> _SUPPLIED TEXT_
To boost her spirits, we decided to do what she calls “an aside”—we’re sharing about our time on Oahu.  We’ve already posted about our life as P.I.s and our likes and loves about this place, but we haven’t really talked about why it’s so near and dear, how it’s shaped and influenced us.  So, here’s a sum-up from each of us, including what we consider the quintessential mele (that’s Hawaiian for song) from our favorite Hawaiian artist.  . . . Have to laugh.  Linda’s eyes bugged out when she saw me use “quintessential”.  But as I often say: I’m not just a pretty face.

wedpostB

 

Reynalda Fonne-Werde

Life here has softened me a bit.  Yeah, my colleagues think I’m melodramatic and sometimes reckless and self-centered.  I am, I admit it.  When I want something, I go for it.  And I think this is perfectly all right when working a case—a private eye needs to go with her gut.  On the human side, I’ve learned to like animals (a lot) and have taken to saving the monk seals (a cause dear to my heart).  I tend to listen to people more and can be sympathetic and feeling.  So yeah, I’ve definitely softened.  Damn.  I hope I don’t turn into a mush-ball or anything like that.  My quintessential song is by the very talented, and greatly missed, Iz.  “Somewhere Over the Rainbow”.

JJ Fonne

I’m loving that Rey’s become proactive in different ways.  Life here has changed her.  It’s changed us all.  We’re happily ensconced in burgeoning careers and personal crusades.  My cousin and I have bonded.  Sure, we have our tiffs and life’s not always rosy, but I can’t complain about anything.  It may be a cliché saying, but it’s true:  it’s all good.  This is going to sound cheesy, but my quintessential song is “Tiny Bubbles” by Hawaiian pop icon Don Ho.  (Even if I sound like sound like a frog that’s barely been missed being run over by pick-up truck, I have no prob singing his signature song in the shower—with absolute gusto.)

> _LISTED RECORDS_
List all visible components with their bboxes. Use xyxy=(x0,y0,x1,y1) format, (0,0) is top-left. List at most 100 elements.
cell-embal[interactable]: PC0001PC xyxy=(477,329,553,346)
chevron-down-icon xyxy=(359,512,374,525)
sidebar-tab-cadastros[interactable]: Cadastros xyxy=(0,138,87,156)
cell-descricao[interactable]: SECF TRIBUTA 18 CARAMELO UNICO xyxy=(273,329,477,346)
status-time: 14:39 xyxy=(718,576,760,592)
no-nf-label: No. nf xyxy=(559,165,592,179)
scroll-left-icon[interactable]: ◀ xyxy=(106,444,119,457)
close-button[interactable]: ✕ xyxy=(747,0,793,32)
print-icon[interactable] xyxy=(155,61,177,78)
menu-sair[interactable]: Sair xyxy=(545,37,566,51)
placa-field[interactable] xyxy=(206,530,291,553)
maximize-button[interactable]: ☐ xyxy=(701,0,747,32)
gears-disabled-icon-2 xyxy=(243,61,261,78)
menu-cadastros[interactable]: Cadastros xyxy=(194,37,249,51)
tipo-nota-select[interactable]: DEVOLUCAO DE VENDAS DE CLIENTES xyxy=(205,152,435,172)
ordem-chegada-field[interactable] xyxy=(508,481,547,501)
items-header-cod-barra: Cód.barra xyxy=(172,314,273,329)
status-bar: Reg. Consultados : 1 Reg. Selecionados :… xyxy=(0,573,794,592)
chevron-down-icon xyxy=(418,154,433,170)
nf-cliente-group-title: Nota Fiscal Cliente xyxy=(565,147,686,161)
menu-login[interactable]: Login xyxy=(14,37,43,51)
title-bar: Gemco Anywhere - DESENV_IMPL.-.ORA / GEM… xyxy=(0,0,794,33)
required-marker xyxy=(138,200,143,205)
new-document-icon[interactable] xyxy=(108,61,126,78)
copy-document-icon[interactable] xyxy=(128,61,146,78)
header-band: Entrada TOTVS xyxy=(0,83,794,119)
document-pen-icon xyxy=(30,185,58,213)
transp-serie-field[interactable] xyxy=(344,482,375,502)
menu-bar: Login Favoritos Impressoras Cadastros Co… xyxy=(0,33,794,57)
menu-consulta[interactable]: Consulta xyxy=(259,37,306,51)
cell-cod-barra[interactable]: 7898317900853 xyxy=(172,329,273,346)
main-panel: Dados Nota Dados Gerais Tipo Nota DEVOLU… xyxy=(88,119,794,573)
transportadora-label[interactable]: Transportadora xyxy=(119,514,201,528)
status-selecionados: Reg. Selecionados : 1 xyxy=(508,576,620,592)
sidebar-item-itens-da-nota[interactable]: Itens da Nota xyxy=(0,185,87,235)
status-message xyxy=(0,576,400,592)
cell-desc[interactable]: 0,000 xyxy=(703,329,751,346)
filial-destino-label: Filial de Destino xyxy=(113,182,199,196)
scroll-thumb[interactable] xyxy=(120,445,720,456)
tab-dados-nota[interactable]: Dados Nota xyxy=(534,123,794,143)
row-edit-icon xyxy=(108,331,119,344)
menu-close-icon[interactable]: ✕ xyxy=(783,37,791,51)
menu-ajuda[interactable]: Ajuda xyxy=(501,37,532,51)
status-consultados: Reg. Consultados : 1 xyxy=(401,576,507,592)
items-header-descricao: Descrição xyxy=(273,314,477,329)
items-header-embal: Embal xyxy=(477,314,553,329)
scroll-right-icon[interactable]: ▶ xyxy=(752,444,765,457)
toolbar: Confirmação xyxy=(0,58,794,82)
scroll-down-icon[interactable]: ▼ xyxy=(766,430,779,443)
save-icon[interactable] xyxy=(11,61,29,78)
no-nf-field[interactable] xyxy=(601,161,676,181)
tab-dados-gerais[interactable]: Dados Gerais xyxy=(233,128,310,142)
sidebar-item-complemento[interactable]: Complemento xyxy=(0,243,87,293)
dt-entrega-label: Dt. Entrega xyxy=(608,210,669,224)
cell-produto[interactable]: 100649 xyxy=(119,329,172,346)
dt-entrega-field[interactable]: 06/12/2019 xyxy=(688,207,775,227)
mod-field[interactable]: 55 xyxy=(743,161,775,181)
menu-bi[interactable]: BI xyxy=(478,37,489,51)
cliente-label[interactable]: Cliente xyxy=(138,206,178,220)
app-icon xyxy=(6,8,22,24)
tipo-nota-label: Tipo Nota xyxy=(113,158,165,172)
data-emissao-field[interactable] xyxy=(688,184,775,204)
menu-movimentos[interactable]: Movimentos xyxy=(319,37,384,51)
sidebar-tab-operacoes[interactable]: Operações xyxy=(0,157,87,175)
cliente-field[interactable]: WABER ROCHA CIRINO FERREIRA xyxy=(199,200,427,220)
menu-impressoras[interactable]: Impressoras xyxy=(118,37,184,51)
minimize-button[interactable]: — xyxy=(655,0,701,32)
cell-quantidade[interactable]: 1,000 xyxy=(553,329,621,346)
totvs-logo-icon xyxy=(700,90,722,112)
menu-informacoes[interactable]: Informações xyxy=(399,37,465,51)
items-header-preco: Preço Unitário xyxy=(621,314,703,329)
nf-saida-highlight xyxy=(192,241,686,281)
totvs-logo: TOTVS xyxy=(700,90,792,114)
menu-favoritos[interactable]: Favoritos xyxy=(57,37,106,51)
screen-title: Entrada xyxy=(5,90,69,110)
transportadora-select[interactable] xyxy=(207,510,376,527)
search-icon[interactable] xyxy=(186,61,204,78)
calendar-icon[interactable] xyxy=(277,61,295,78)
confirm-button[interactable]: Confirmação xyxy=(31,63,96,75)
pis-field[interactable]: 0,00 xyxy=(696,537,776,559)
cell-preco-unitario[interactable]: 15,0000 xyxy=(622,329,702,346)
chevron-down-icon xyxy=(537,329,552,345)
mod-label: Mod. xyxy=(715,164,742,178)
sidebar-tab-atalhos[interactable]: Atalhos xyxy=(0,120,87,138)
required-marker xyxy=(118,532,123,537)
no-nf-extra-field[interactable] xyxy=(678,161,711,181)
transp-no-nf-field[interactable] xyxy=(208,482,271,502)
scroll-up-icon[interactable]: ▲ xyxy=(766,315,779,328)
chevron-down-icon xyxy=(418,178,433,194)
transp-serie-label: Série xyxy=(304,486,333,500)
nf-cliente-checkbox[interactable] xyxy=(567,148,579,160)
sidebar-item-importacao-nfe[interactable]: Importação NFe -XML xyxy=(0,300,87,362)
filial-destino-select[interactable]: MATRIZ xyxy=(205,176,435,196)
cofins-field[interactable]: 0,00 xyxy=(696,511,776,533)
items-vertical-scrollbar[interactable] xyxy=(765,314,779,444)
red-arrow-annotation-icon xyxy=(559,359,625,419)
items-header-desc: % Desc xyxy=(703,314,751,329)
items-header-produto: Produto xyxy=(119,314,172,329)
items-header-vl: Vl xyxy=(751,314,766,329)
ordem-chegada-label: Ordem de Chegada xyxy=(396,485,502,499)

> _REQUIRED WORK_
[1] From the Oahu post, copy the passage word for word, beginning at the words "To boost her" and stopping after "a pretty face.".
[2] In the Oahu post, what cause does Reynalda Fonne-Werde say she has taken to?
[3] Write the next part of the post about life on Oahu, starting after its final sentence.

> _PER-TASK OUTPUTS_
[1]
To boost her spirits, we decided to do what she calls “an aside”—we’re sharing about our time on Oahu.  We’ve already posted about our life as P.I.s and our likes and loves about this place, but we haven’t really talked about why it’s so near and dear, how it’s shaped and influenced us.  So, here’s a sum-up from each of us, including what we consider the quintessential mele (that’s Hawaiian for song) from our favorite Hawaiian artist.  . . . Have to laugh.  Linda’s eyes bugged out when she saw me use “quintessential”.  But as I often say: I’m not just a pretty face.

[2] Saving the monk seals.

[3]
Linda Royale

Contrary to what JJ’s posted, I can’t say I’ve changed a lot since moving here, but I’m certainly grateful and count my blessings for having the opportunity to live and work here.  I have to confess, when Rey suggested becoming professional private investigators, I didn’t take her seriously.  In fact, I humored her—for weeks.  When it became obvious she was totally serious, I attempted to talk her out of it.  But she’s strong-minded, among other things, so P.I.s it was.  I don’t regret it.  At all.  As for Hawaii, the aloha spirit does exist—it’s almost tangible—and it’s infectious.  And on that note, my quintessential song is Bruno Mars’ “Uptown Funk/Formation”.  Talk about infectious.  It makes me want to dance every time.  . . . And maybe, just maybe, it will “up” The Boss’ “funk”.

Aloha from Rey, JJ, and Linda!

Aloooooooooooooooooooooo-hhhhhhhhhhhhhhhhhhhhhhhhhhhha

Some folks have asked why the three of us decided to set up shop on Oahu, considering the three of us had never even been to the Islands.

It was my idea.  Just like I thought up the name The Triple Threat Investigation Agency.  JJ never liked it and Linda wasn’t crazy about it, but they agreed to it regardless.  Gotta love those two.

Every state has different “rules” about how to set up private eye shingles.  Bearing that in mind—okay, okay, finding out the hard way—I sorta pointed a finger at a map and Hawaii it was.

I don’t think any one of us regrets the move: we love the Aloha State.  Agency and careers aside, there’s so much to embrace:

  • balmy trade winds that tickle all over (and keep the sweat at bay)
  • shopping outlets and malls that never disappoint
  • subtle lingering scents like sweet plumeria and briny ocean air that envelop like soft silk
  • positive energy and vibes that boost optimism and hope
  • vast and vibrant colors that seem surreal sometimes
  • amazing rainbows (galore!)
  • stunning landscapes and seascapes
  • food trucks and kiosks and restaurants in abundance
  • shopping outlets and malls that never disappoint . . . oh, I mentioned that already, didn’t I? . . . but they are awesome.

The list goes on.  And never mind the countless things to do, like sunrise runs and jogs (not this gal’s cup o’ tea), walks along the beach, festivals and parades, and nummy Mai-Tais and . . . yeah, we really love Hawaii.

Just as we love our P.I. lives.  If you’re ever in Chinatown, drop by the agency (we’re not shy).